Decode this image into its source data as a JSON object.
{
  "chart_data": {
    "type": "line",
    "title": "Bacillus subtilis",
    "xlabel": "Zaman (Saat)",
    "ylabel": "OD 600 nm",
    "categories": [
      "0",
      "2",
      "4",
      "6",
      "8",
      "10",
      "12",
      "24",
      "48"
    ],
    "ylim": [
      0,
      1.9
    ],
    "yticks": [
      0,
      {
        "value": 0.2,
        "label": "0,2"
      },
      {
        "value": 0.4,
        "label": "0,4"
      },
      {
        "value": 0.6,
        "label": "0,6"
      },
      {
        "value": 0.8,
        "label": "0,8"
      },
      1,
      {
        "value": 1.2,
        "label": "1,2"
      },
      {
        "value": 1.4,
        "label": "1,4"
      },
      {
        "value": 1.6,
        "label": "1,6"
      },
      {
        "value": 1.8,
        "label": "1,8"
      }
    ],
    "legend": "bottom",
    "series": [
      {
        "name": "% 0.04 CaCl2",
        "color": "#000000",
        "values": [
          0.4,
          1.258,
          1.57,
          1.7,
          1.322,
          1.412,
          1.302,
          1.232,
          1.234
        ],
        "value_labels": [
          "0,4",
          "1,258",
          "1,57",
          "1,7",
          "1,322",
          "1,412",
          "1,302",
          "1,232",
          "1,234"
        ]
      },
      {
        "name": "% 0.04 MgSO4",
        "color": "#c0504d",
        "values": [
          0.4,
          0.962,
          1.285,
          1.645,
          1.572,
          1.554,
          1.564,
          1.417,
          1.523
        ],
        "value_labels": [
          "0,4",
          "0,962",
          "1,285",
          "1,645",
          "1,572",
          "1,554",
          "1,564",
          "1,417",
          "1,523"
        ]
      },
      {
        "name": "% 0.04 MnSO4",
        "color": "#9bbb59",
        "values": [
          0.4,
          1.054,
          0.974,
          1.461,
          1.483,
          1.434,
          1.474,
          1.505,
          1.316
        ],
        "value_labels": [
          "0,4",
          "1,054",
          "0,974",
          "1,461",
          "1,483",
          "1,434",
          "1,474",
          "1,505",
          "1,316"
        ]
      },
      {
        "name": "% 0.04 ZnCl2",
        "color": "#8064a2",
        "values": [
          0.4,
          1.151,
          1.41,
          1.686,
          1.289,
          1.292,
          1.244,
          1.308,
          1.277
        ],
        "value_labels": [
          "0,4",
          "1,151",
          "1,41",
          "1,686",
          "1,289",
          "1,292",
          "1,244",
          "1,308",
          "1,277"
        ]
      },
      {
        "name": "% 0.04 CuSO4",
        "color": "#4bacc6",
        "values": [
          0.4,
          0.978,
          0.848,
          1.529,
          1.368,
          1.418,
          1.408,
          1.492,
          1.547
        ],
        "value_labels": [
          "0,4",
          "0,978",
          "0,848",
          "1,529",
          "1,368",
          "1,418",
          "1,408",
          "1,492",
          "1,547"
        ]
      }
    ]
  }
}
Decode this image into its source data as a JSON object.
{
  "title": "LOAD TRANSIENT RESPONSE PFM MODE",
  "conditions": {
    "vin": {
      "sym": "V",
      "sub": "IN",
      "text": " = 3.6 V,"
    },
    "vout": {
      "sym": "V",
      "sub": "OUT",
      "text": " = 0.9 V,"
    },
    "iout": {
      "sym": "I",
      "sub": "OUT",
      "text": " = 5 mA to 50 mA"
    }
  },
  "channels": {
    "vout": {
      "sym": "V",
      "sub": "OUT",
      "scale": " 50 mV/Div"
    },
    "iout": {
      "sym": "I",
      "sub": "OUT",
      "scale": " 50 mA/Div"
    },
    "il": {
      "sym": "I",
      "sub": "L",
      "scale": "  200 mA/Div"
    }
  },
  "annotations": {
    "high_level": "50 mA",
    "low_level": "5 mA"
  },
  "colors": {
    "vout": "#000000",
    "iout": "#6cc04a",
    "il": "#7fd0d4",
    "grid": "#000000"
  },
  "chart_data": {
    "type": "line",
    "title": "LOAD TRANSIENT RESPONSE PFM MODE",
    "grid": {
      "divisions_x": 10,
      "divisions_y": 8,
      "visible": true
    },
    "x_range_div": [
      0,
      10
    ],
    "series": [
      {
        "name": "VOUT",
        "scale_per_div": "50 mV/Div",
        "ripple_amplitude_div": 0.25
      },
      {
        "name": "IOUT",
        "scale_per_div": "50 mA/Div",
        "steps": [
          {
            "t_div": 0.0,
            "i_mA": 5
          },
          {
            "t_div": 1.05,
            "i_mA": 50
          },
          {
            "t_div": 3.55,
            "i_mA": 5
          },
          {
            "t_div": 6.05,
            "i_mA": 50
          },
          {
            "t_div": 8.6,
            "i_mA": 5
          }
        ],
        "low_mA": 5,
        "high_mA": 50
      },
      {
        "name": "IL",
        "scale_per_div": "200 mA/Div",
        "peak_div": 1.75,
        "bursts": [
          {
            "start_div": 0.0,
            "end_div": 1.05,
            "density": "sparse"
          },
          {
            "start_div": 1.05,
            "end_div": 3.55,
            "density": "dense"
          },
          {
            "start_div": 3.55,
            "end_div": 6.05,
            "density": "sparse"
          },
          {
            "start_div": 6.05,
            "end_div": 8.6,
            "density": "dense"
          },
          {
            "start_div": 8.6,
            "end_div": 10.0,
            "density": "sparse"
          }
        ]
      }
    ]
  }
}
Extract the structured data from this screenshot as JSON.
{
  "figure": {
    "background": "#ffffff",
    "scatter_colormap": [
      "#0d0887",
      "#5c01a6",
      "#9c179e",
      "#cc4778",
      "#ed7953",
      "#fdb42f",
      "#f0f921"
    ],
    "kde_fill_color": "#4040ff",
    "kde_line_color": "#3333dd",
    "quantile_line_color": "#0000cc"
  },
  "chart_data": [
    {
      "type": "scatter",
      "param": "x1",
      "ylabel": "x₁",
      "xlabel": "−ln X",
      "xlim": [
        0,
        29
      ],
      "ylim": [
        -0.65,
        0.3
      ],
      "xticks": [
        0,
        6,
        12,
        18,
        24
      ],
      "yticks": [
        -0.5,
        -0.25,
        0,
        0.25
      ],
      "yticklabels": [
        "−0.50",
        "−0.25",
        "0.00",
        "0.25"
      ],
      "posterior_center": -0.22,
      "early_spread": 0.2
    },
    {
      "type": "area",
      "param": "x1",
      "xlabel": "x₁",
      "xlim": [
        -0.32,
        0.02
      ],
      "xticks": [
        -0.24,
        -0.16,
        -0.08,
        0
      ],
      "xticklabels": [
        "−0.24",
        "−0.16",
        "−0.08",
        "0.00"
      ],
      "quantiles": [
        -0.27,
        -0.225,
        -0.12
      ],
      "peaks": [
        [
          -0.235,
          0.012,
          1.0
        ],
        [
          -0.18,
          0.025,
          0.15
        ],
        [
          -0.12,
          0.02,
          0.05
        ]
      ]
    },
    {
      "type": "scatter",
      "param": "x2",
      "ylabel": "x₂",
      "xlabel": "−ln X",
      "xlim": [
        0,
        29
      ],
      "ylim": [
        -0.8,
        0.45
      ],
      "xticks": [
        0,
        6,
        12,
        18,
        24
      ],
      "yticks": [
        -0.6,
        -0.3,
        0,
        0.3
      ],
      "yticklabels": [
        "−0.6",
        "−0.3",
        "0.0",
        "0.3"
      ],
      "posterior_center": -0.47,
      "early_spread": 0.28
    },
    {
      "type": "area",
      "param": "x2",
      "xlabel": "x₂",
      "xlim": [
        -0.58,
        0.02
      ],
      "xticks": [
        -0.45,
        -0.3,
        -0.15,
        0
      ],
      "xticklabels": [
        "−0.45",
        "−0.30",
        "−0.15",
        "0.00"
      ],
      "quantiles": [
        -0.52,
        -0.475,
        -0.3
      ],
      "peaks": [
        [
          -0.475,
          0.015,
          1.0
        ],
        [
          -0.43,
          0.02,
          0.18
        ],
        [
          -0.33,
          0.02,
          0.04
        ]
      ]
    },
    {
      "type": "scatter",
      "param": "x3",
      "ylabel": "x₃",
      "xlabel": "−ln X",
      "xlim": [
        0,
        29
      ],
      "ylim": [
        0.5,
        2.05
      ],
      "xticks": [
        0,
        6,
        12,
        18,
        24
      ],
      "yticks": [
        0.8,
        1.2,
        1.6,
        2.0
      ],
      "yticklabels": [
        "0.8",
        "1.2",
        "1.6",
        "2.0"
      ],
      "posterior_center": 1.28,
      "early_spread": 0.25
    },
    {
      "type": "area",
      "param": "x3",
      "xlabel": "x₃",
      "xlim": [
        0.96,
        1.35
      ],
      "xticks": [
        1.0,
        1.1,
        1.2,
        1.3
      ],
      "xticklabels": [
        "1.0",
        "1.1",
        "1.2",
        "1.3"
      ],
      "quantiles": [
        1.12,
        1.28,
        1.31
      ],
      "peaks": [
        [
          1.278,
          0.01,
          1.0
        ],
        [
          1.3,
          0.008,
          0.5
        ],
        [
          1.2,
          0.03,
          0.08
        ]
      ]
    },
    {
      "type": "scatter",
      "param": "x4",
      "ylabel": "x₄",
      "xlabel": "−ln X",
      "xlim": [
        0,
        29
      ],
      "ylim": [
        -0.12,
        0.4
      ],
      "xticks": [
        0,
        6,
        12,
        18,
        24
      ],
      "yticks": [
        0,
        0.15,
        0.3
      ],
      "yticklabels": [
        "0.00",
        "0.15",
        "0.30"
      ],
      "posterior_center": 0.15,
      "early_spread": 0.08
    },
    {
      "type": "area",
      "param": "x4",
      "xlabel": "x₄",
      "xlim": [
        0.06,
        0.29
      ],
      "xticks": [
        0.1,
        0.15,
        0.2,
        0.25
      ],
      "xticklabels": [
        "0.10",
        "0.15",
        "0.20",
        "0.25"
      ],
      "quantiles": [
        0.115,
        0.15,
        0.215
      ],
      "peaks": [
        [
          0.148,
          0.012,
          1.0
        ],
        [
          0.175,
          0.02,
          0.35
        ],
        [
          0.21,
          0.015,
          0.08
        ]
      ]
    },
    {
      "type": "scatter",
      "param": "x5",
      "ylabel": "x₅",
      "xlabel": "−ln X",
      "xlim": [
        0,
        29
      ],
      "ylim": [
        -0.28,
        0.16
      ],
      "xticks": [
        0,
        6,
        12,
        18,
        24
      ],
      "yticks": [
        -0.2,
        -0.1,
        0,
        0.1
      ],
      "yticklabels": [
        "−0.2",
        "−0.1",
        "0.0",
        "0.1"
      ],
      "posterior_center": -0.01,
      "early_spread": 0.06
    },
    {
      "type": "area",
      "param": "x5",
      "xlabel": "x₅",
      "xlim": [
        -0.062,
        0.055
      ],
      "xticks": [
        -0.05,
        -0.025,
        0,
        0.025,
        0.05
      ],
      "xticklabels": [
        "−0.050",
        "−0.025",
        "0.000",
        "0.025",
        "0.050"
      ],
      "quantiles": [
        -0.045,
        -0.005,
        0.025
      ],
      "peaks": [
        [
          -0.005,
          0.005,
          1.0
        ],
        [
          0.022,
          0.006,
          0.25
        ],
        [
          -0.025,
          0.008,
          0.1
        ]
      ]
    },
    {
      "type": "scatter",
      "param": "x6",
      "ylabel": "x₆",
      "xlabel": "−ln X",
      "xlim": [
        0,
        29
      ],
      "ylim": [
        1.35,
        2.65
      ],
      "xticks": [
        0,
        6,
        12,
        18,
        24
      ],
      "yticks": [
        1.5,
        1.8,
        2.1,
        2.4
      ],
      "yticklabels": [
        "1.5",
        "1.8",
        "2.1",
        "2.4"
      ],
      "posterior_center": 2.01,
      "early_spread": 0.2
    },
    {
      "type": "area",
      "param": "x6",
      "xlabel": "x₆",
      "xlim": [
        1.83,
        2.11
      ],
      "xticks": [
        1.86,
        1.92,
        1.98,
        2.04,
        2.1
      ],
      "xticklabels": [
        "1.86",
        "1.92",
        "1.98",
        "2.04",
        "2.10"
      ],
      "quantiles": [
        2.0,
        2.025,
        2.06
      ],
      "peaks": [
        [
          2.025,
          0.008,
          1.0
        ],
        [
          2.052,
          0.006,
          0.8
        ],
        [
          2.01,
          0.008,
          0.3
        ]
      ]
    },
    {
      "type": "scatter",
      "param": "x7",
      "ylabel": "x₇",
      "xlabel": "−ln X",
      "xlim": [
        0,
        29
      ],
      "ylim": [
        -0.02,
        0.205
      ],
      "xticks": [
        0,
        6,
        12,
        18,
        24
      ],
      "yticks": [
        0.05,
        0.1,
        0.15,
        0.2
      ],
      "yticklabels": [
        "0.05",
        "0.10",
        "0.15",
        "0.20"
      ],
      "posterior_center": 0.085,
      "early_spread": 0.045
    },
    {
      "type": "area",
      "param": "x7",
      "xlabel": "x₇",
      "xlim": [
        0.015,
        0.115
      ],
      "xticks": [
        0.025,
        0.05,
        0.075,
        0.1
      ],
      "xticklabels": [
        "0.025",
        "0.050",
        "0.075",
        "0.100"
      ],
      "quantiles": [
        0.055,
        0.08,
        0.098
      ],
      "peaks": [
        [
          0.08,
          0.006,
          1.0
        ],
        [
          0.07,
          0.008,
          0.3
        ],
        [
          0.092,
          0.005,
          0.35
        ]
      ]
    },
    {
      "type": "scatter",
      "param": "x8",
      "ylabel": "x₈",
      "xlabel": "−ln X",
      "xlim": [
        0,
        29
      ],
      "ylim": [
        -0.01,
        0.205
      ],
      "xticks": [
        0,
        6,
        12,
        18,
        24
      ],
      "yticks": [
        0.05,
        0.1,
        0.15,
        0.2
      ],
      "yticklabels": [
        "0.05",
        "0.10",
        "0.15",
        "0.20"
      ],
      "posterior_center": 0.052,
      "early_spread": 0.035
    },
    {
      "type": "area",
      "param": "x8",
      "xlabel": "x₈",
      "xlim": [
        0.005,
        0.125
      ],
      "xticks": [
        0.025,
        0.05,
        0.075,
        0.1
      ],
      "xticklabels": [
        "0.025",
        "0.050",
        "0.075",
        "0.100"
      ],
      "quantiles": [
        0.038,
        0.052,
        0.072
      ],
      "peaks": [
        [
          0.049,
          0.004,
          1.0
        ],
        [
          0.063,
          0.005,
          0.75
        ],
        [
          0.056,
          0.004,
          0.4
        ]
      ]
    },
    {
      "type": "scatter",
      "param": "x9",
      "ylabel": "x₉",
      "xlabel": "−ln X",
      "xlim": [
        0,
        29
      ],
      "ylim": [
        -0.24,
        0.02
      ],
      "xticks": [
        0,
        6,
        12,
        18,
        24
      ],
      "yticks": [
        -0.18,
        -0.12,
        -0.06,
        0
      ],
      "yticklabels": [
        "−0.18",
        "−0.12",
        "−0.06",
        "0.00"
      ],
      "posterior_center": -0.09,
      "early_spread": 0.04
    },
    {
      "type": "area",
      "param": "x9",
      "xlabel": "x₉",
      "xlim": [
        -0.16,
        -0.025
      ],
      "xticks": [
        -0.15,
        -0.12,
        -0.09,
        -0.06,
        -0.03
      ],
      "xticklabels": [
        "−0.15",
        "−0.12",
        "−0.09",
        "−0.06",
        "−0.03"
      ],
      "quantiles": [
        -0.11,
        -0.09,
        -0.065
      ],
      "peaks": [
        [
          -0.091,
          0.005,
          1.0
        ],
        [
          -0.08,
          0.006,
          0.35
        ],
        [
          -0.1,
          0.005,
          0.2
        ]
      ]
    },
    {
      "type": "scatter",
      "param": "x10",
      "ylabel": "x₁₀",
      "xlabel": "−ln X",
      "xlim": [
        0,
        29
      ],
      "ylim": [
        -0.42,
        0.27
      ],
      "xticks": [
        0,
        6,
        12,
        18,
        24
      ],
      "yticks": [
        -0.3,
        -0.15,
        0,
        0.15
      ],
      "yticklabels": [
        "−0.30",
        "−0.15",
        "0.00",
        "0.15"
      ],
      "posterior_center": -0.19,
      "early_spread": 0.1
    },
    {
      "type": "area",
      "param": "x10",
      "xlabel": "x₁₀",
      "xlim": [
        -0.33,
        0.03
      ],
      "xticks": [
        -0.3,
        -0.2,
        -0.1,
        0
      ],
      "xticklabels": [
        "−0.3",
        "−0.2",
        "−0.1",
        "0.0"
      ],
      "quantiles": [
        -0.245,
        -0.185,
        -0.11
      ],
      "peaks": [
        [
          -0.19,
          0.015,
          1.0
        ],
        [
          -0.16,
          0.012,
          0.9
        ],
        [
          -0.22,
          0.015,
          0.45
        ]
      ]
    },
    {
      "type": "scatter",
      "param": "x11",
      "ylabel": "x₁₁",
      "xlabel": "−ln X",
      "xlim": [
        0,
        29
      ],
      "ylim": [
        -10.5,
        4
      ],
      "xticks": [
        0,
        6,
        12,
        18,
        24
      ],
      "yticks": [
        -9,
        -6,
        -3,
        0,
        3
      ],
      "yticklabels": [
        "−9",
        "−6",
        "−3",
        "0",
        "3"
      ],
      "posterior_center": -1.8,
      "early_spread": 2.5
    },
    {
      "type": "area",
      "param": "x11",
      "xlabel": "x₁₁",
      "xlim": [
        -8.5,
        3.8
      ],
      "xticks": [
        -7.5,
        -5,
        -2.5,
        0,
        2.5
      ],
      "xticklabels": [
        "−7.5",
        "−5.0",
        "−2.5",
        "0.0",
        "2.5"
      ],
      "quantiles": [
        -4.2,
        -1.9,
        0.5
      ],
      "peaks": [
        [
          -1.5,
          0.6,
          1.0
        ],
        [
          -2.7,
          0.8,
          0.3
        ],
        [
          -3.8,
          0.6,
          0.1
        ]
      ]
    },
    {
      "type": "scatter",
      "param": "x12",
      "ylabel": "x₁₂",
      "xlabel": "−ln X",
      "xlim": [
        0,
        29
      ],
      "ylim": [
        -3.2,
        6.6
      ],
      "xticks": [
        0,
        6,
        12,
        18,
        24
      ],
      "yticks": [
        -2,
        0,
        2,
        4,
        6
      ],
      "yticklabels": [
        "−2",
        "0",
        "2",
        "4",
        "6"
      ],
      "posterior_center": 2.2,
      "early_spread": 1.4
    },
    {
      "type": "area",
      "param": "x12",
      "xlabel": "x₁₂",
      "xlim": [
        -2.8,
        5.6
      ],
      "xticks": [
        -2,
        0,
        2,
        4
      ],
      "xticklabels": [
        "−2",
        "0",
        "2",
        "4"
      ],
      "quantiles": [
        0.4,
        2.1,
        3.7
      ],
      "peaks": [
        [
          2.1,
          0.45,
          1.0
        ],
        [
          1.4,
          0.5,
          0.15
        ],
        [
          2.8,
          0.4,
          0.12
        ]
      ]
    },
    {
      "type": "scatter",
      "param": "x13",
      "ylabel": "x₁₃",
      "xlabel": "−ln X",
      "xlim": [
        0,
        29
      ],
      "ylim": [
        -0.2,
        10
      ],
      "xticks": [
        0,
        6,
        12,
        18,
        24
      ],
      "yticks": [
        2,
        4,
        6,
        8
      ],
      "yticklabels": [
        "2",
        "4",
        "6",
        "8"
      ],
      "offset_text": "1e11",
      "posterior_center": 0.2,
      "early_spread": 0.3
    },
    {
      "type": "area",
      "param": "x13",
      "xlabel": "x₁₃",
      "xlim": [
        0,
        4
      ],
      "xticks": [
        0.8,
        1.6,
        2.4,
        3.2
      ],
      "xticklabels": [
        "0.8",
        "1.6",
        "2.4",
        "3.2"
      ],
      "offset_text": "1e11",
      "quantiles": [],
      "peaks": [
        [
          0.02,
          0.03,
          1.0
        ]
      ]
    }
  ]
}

■ TASK DIRECTIONS ■
Sift the material for lines with the string "MODE". Copy each one found.

■ EXERCISE RESULT ■
  "title": "LOAD TRANSIENT RESPONSE PFM MODE",
    "title": "LOAD TRANSIENT RESPONSE PFM MODE",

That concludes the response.